Recorded data:
────────
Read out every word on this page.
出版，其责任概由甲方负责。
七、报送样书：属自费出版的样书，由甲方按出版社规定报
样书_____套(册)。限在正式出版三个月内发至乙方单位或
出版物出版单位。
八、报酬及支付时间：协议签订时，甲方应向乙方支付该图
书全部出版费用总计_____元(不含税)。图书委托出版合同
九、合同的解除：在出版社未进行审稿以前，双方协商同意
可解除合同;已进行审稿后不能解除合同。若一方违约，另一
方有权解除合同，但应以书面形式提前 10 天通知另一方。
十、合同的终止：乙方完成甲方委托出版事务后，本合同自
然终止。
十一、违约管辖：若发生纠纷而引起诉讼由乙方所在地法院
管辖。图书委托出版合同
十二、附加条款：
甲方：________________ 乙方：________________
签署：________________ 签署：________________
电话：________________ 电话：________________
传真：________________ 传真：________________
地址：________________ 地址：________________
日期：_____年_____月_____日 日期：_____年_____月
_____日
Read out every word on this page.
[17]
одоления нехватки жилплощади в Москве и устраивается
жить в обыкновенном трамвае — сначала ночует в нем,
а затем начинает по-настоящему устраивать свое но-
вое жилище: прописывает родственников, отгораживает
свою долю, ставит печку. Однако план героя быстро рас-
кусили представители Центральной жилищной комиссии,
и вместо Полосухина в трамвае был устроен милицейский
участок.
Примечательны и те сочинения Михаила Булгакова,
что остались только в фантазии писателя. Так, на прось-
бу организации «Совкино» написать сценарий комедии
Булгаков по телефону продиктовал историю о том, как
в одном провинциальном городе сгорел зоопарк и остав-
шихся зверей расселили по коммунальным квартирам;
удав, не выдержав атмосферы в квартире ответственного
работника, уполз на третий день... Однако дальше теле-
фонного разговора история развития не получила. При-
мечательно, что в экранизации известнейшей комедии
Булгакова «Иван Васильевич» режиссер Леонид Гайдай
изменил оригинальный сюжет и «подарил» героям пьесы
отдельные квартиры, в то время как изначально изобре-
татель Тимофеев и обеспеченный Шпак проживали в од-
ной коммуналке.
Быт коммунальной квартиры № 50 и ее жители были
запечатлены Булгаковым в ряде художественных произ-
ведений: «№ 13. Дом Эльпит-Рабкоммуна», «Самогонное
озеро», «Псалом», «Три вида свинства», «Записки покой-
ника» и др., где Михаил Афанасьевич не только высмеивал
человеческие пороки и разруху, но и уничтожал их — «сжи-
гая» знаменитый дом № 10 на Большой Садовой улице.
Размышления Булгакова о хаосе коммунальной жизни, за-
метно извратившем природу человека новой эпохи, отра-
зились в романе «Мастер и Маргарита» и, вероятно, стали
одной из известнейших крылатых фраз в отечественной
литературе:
────────
## PROBLEM STATEMENT
Using the listing above, pick out each line that contains the word "квартиры", then copy it.

## RESULT BELOW
отдельные квартиры, в то время как изначально изобре-
Быт коммунальной квартиры № 50 и ее жители были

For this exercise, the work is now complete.